[Begin Data records]

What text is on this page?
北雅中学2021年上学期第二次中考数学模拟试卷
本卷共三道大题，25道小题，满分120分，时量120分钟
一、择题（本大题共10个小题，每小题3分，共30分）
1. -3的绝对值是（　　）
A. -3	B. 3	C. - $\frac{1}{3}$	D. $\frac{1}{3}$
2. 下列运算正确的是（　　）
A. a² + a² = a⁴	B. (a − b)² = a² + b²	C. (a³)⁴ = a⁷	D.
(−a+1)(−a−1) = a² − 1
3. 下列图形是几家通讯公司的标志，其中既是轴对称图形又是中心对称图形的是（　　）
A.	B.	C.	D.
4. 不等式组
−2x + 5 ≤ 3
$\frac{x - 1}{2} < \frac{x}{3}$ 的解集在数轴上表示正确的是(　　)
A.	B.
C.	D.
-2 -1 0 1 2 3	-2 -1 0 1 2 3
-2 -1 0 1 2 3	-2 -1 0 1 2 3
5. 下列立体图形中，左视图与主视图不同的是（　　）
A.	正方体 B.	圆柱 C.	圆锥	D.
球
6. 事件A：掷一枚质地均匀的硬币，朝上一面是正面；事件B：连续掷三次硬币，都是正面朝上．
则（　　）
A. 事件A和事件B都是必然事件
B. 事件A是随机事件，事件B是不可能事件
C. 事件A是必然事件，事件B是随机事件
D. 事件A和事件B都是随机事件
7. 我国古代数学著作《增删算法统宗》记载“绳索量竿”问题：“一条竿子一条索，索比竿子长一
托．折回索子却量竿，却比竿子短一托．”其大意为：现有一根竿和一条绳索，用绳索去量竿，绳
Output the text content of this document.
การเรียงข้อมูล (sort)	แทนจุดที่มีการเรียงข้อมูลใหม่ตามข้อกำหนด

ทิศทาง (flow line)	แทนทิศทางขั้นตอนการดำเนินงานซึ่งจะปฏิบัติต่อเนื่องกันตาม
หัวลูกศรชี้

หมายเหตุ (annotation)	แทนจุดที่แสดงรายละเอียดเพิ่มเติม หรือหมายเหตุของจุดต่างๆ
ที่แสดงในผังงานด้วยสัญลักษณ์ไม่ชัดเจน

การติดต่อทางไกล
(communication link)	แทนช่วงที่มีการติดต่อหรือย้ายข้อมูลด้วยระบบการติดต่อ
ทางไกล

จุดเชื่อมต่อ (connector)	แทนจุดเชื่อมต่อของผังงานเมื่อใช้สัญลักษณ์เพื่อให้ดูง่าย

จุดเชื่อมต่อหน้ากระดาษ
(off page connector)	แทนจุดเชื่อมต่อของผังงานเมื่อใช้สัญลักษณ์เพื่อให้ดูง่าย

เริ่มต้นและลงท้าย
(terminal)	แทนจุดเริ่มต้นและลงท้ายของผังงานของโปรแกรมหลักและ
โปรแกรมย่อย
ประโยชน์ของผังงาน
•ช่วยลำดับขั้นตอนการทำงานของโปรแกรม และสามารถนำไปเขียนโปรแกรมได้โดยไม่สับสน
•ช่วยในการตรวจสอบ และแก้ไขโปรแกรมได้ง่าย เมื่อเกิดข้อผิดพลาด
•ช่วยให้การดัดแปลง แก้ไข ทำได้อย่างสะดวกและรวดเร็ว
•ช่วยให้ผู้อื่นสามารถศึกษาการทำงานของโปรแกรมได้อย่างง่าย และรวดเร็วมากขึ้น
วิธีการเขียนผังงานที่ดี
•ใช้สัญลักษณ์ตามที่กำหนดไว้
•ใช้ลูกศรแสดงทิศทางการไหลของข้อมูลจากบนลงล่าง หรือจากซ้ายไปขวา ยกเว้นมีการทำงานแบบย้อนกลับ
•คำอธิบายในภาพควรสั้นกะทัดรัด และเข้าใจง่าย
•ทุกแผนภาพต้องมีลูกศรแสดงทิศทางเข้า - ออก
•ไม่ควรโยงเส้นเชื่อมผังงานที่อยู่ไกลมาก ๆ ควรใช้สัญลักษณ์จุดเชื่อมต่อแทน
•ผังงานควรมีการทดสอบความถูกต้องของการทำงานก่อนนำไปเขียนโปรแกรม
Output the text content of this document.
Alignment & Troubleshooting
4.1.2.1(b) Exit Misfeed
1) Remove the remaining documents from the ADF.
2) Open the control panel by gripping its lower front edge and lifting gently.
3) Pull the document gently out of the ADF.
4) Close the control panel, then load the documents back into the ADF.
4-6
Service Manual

[End Data records]

[What you will do]
Copy each line of the data exactly, leaving nothing out.

[Answer in full]
What text is on this page?
北雅中学2021年上学期第二次中考数学模拟试卷
本卷共三道大题，25道小题，满分120分，时量120分钟
一、择题（本大题共10个小题，每小题3分，共30分）
1. -3的绝对值是（　　）
A. -3	B. 3	C. - $\frac{1}{3}$	D. $\frac{1}{3}$
2. 下列运算正确的是（　　）
A. a² + a² = a⁴	B. (a − b)² = a² + b²	C. (a³)⁴ = a⁷	D.
(−a+1)(−a−1) = a² − 1
3. 下列图形是几家通讯公司的标志，其中既是轴对称图形又是中心对称图形的是（　　）
A.	B.	C.	D.
4. 不等式组
−2x + 5 ≤ 3
$\frac{x - 1}{2} < \frac{x}{3}$ 的解集在数轴上表示正确的是(　　)
A.	B.
C.	D.
-2 -1 0 1 2 3	-2 -1 0 1 2 3
-2 -1 0 1 2 3	-2 -1 0 1 2 3
5. 下列立体图形中，左视图与主视图不同的是（　　）
A.	正方体 B.	圆柱 C.	圆锥	D.
球
6. 事件A：掷一枚质地均匀的硬币，朝上一面是正面；事件B：连续掷三次硬币，都是正面朝上．
则（　　）
A. 事件A和事件B都是必然事件
B. 事件A是随机事件，事件B是不可能事件
C. 事件A是必然事件，事件B是随机事件
D. 事件A和事件B都是随机事件
7. 我国古代数学著作《增删算法统宗》记载“绳索量竿”问题：“一条竿子一条索，索比竿子长一
托．折回索子却量竿，却比竿子短一托．”其大意为：现有一根竿和一条绳索，用绳索去量竿，绳
Output the text content of this document.
การเรียงข้อมูล (sort)	แทนจุดที่มีการเรียงข้อมูลใหม่ตามข้อกำหนด

ทิศทาง (flow line)	แทนทิศทางขั้นตอนการดำเนินงานซึ่งจะปฏิบัติต่อเนื่องกันตาม
หัวลูกศรชี้

หมายเหตุ (annotation)	แทนจุดที่แสดงรายละเอียดเพิ่มเติม หรือหมายเหตุของจุดต่างๆ
ที่แสดงในผังงานด้วยสัญลักษณ์ไม่ชัดเจน

การติดต่อทางไกล
(communication link)	แทนช่วงที่มีการติดต่อหรือย้ายข้อมูลด้วยระบบการติดต่อ
ทางไกล

จุดเชื่อมต่อ (connector)	แทนจุดเชื่อมต่อของผังงานเมื่อใช้สัญลักษณ์เพื่อให้ดูง่าย

จุดเชื่อมต่อหน้ากระดาษ
(off page connector)	แทนจุดเชื่อมต่อของผังงานเมื่อใช้สัญลักษณ์เพื่อให้ดูง่าย

เริ่มต้นและลงท้าย
(terminal)	แทนจุดเริ่มต้นและลงท้ายของผังงานของโปรแกรมหลักและ
โปรแกรมย่อย
ประโยชน์ของผังงาน
•ช่วยลำดับขั้นตอนการทำงานของโปรแกรม และสามารถนำไปเขียนโปรแกรมได้โดยไม่สับสน
•ช่วยในการตรวจสอบ และแก้ไขโปรแกรมได้ง่าย เมื่อเกิดข้อผิดพลาด
•ช่วยให้การดัดแปลง แก้ไข ทำได้อย่างสะดวกและรวดเร็ว
•ช่วยให้ผู้อื่นสามารถศึกษาการทำงานของโปรแกรมได้อย่างง่าย และรวดเร็วมากขึ้น
วิธีการเขียนผังงานที่ดี
•ใช้สัญลักษณ์ตามที่กำหนดไว้
•ใช้ลูกศรแสดงทิศทางการไหลของข้อมูลจากบนลงล่าง หรือจากซ้ายไปขวา ยกเว้นมีการทำงานแบบย้อนกลับ
•คำอธิบายในภาพควรสั้นกะทัดรัด และเข้าใจง่าย
•ทุกแผนภาพต้องมีลูกศรแสดงทิศทางเข้า - ออก
•ไม่ควรโยงเส้นเชื่อมผังงานที่อยู่ไกลมาก ๆ ควรใช้สัญลักษณ์จุดเชื่อมต่อแทน
•ผังงานควรมีการทดสอบความถูกต้องของการทำงานก่อนนำไปเขียนโปรแกรม
Output the text content of this document.
Alignment & Troubleshooting
4.1.2.1(b) Exit Misfeed
1) Remove the remaining documents from the ADF.
2) Open the control panel by gripping its lower front edge and lifting gently.
3) Pull the document gently out of the ADF.
4) Close the control panel, then load the documents back into the ADF.
4-6
Service Manual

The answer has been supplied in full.